> [BRIEF] Write out the data below exactly as given, without any of its pictures.

> [RECORD EXTRACTS]

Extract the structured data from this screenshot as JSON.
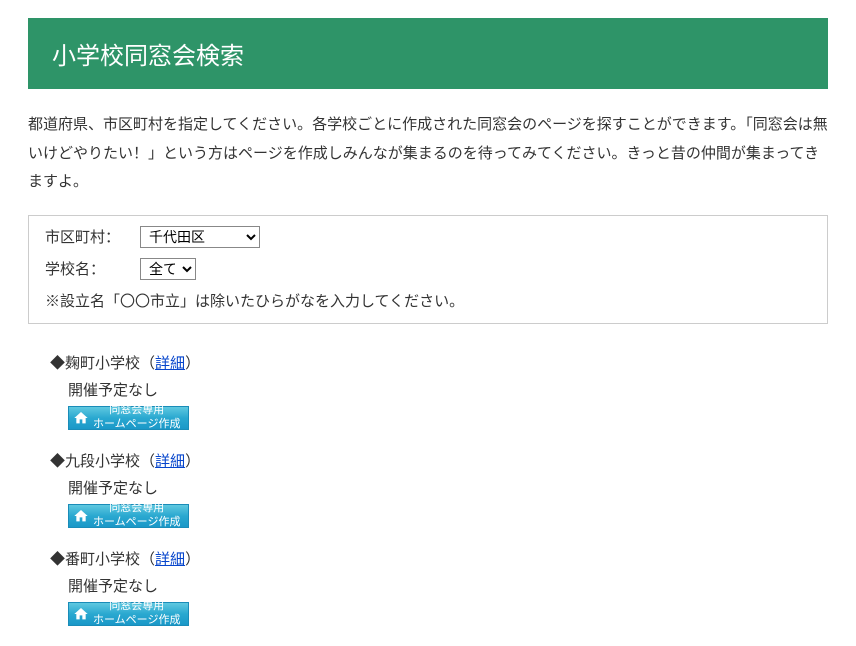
{
  "header": {
    "title": "小学校同窓会検索"
  },
  "description": "都道府県、市区町村を指定してください。各学校ごとに作成された同窓会のページを探すことができます。「同窓会は無いけどやりたい！」という方はページを作成しみんなが集まるのを待ってみてください。きっと昔の仲間が集まってきますよ。",
  "form": {
    "ward_label": "市区町村：",
    "ward_selected": "千代田区",
    "school_label": "学校名：",
    "school_selected": "全て",
    "note": "※設立名「〇〇市立」は除いたひらがなを入力してください。"
  },
  "results": {
    "detail_link_label": "詳細",
    "create_btn_line1": "同窓会専用",
    "create_btn_line2": "ホームページ作成",
    "schools": [
      {
        "name": "麹町小学校",
        "status": "開催予定なし"
      },
      {
        "name": "九段小学校",
        "status": "開催予定なし"
      },
      {
        "name": "番町小学校",
        "status": "開催予定なし"
      }
    ]
  }
}
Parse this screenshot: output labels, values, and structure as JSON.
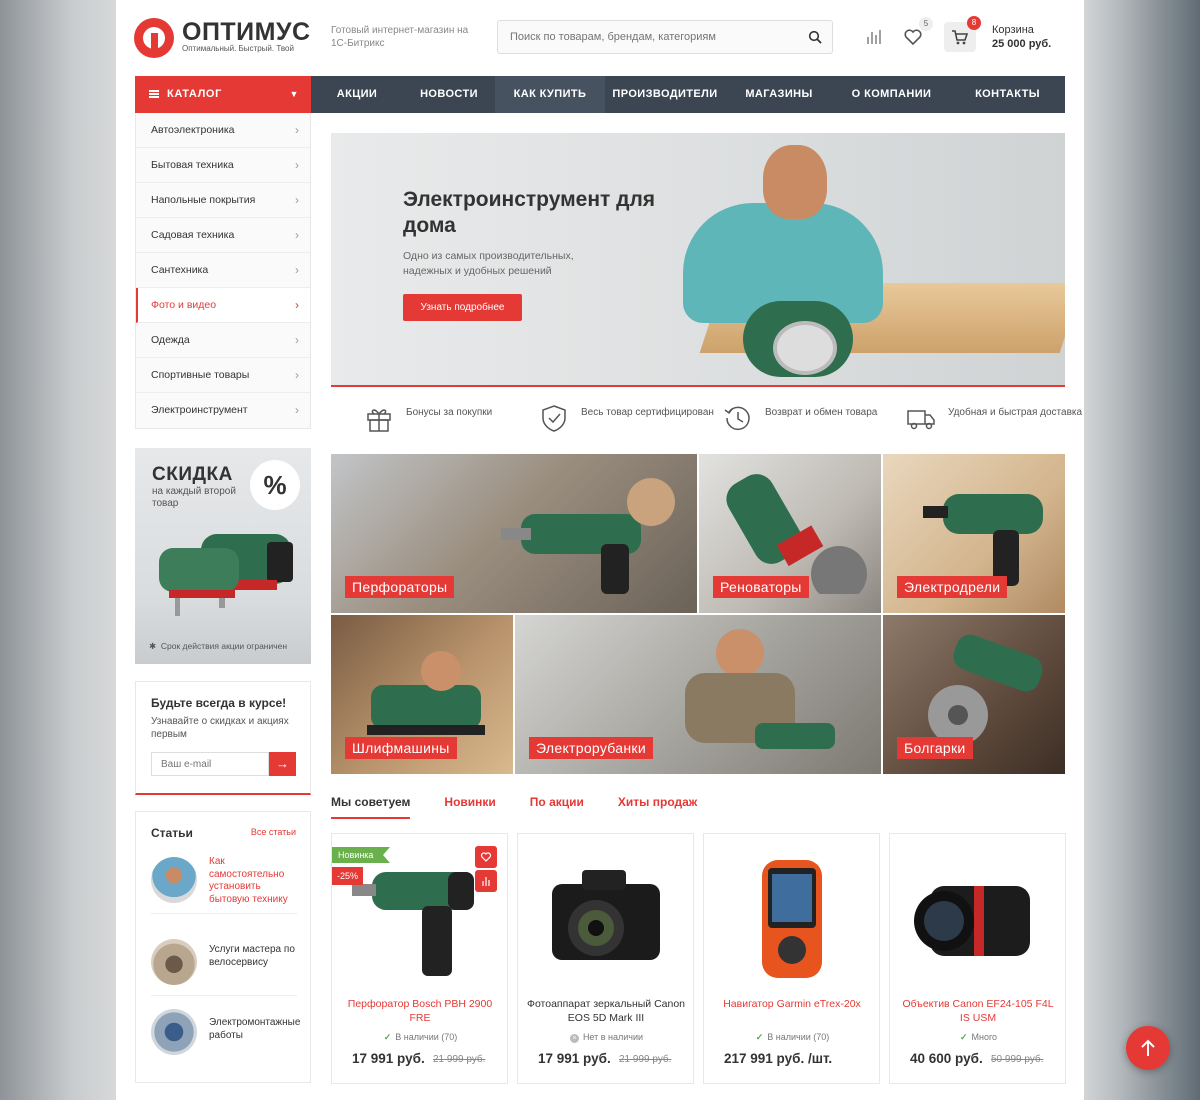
{
  "header": {
    "logo_name": "ОПТИМУС",
    "logo_tagline": "Оптимальный. Быстрый. Твой",
    "tagline": "Готовый интернет-магазин на 1С-Битрикс",
    "search_placeholder": "Поиск по товарам, брендам, категориям",
    "favorites_count": "5",
    "cart_count": "8",
    "cart_label": "Корзина",
    "cart_sum": "25 000 руб."
  },
  "nav": {
    "catalog_label": "КАТАЛОГ",
    "items": [
      "АКЦИИ",
      "НОВОСТИ",
      "КАК КУПИТЬ",
      "ПРОИЗВОДИТЕЛИ",
      "МАГАЗИНЫ",
      "О КОМПАНИИ",
      "КОНТАКТЫ"
    ]
  },
  "catalog": {
    "items": [
      "Автоэлектроника",
      "Бытовая техника",
      "Напольные покрытия",
      "Садовая техника",
      "Сантехника",
      "Фото и видео",
      "Одежда",
      "Спортивные товары",
      "Электроинструмент"
    ],
    "active_index": 5
  },
  "promo": {
    "title": "СКИДКА",
    "subtitle": "на каждый второй товар",
    "badge": "%",
    "note": "Срок действия акции ограничен"
  },
  "subscribe": {
    "title": "Будьте всегда в курсе!",
    "text": "Узнавайте о скидках и акциях первым",
    "placeholder": "Ваш e-mail"
  },
  "articles": {
    "title": "Статьи",
    "all_link": "Все статьи",
    "items": [
      "Как самостоятельно установить бытовую технику",
      "Услуги мастера по велосервису",
      "Электромонтажные работы"
    ]
  },
  "hero": {
    "title": "Электроинструмент для дома",
    "subtitle": "Одно из самых производительных, надежных и удобных решений",
    "button": "Узнать подробнее"
  },
  "advantages": [
    {
      "icon": "gift-icon",
      "text": "Бонусы за покупки"
    },
    {
      "icon": "certificate-icon",
      "text": "Весь товар сертифицирован"
    },
    {
      "icon": "clock-return-icon",
      "text": "Возврат и обмен товара"
    },
    {
      "icon": "truck-icon",
      "text": "Удобная и быстрая доставка"
    }
  ],
  "categories": [
    "Перфораторы",
    "Реноваторы",
    "Электродрели",
    "Шлифмашины",
    "Электрорубанки",
    "Болгарки"
  ],
  "tabs": [
    "Мы советуем",
    "Новинки",
    "По акции",
    "Хиты продаж"
  ],
  "products": [
    {
      "name": "Перфоратор Bosch PBH 2900 FRE",
      "stock": "В наличии (70)",
      "price": "17 991 руб.",
      "old_price": "21 999 руб.",
      "flag": "Новинка",
      "discount": "-25%"
    },
    {
      "name": "Фотоаппарат зеркальный Canon EOS 5D Mark III",
      "stock": "Нет в наличии",
      "price": "17 991 руб.",
      "old_price": "21 999 руб."
    },
    {
      "name": "Навигатор Garmin eTrex-20x",
      "stock": "В наличии (70)",
      "price": "217 991 руб. /шт.",
      "old_price": ""
    },
    {
      "name": "Объектив Canon EF24-105 F4L IS USM",
      "stock": "Много",
      "price": "40 600 руб.",
      "old_price": "50 999 руб."
    }
  ],
  "colors": {
    "accent": "#e53935",
    "nav_bg": "#3c4652",
    "in_stock": "#4caf50"
  }
}
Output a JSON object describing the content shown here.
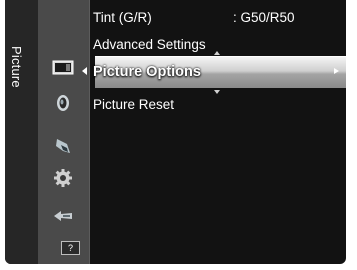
{
  "side_label": "Picture",
  "menu": {
    "items": [
      {
        "label": "Tint (G/R)",
        "value": ": G50/R50"
      },
      {
        "label": "Advanced Settings"
      },
      {
        "label": "Picture Options"
      },
      {
        "label": "Picture Reset"
      }
    ],
    "selected_index": 2
  },
  "icons": [
    "picture-icon",
    "sound-icon",
    "setup-icon",
    "settings-icon",
    "input-icon",
    "support-icon"
  ],
  "help_glyph": "?"
}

> [WRITTEN ANSWER]
Extract the structured data from this screenshot as JSON.
{
  "header": {
    "title": "小学校同窓会検索"
  },
  "description": "都道府県、市区町村を指定してください。各学校ごとに作成された同窓会のページを探すことができます。「同窓会は無いけどやりたい！」という方はページを作成しみんなが集まるのを待ってみてください。きっと昔の仲間が集まってきますよ。",
  "form": {
    "ward_label": "市区町村：",
    "ward_selected": "千代田区",
    "school_label": "学校名：",
    "school_selected": "全て",
    "note": "※設立名「〇〇市立」は除いたひらがなを入力してください。"
  },
  "results": {
    "detail_link_label": "詳細",
    "create_btn_line1": "同窓会専用",
    "create_btn_line2": "ホームページ作成",
    "schools": [
      {
        "name": "麹町小学校",
        "status": "開催予定なし"
      },
      {
        "name": "九段小学校",
        "status": "開催予定なし"
      },
      {
        "name": "番町小学校",
        "status": "開催予定なし"
      }
    ]
  }
}
Parse this screenshot: output labels, values, and structure as JSON.
{
  "header": {
    "logo_name": "ОПТИМУС",
    "logo_tagline": "Оптимальный. Быстрый. Твой",
    "tagline": "Готовый интернет-магазин на 1С-Битрикс",
    "search_placeholder": "Поиск по товарам, брендам, категориям",
    "favorites_count": "5",
    "cart_count": "8",
    "cart_label": "Корзина",
    "cart_sum": "25 000 руб."
  },
  "nav": {
    "catalog_label": "КАТАЛОГ",
    "items": [
      "АКЦИИ",
      "НОВОСТИ",
      "КАК КУПИТЬ",
      "ПРОИЗВОДИТЕЛИ",
      "МАГАЗИНЫ",
      "О КОМПАНИИ",
      "КОНТАКТЫ"
    ]
  },
  "catalog": {
    "items": [
      "Автоэлектроника",
      "Бытовая техника",
      "Напольные покрытия",
      "Садовая техника",
      "Сантехника",
      "Фото и видео",
      "Одежда",
      "Спортивные товары",
      "Электроинструмент"
    ],
    "active_index": 5
  },
  "promo": {
    "title": "СКИДКА",
    "subtitle": "на каждый второй товар",
    "badge": "%",
    "note": "Срок действия акции ограничен"
  },
  "subscribe": {
    "title": "Будьте всегда в курсе!",
    "text": "Узнавайте о скидках и акциях первым",
    "placeholder": "Ваш e-mail"
  },
  "articles": {
    "title": "Статьи",
    "all_link": "Все статьи",
    "items": [
      "Как самостоятельно установить бытовую технику",
      "Услуги мастера по велосервису",
      "Электромонтажные работы"
    ]
  },
  "hero": {
    "title": "Электроинструмент для дома",
    "subtitle": "Одно из самых производительных, надежных и удобных решений",
    "button": "Узнать подробнее"
  },
  "advantages": [
    {
      "icon": "gift-icon",
      "text": "Бонусы за покупки"
    },
    {
      "icon": "certificate-icon",
      "text": "Весь товар сертифицирован"
    },
    {
      "icon": "clock-return-icon",
      "text": "Возврат и обмен товара"
    },
    {
      "icon": "truck-icon",
      "text": "Удобная и быстрая доставка"
    }
  ],
  "categories": [
    "Перфораторы",
    "Реноваторы",
    "Электродрели",
    "Шлифмашины",
    "Электрорубанки",
    "Болгарки"
  ],
  "tabs": [
    "Мы советуем",
    "Новинки",
    "По акции",
    "Хиты продаж"
  ],
  "products": [
    {
      "name": "Перфоратор Bosch PBH 2900 FRE",
      "stock": "В наличии (70)",
      "price": "17 991 руб.",
      "old_price": "21 999 руб.",
      "flag": "Новинка",
      "discount": "-25%"
    },
    {
      "name": "Фотоаппарат зеркальный Canon EOS 5D Mark III",
      "stock": "Нет в наличии",
      "price": "17 991 руб.",
      "old_price": "21 999 руб."
    },
    {
      "name": "Навигатор Garmin eTrex-20x",
      "stock": "В наличии (70)",
      "price": "217 991 руб. /шт.",
      "old_price": ""
    },
    {
      "name": "Объектив Canon EF24-105 F4L IS USM",
      "stock": "Много",
      "price": "40 600 руб.",
      "old_price": "50 999 руб."
    }
  ],
  "colors": {
    "accent": "#e53935",
    "nav_bg": "#3c4652",
    "in_stock": "#4caf50"
  }
}
Output a JSON object describing the content shown here.
{
  "side_label": "Picture",
  "menu": {
    "items": [
      {
        "label": "Tint (G/R)",
        "value": ": G50/R50"
      },
      {
        "label": "Advanced Settings"
      },
      {
        "label": "Picture Options"
      },
      {
        "label": "Picture Reset"
      }
    ],
    "selected_index": 2
  },
  "icons": [
    "picture-icon",
    "sound-icon",
    "setup-icon",
    "settings-icon",
    "input-icon",
    "support-icon"
  ],
  "help_glyph": "?"
}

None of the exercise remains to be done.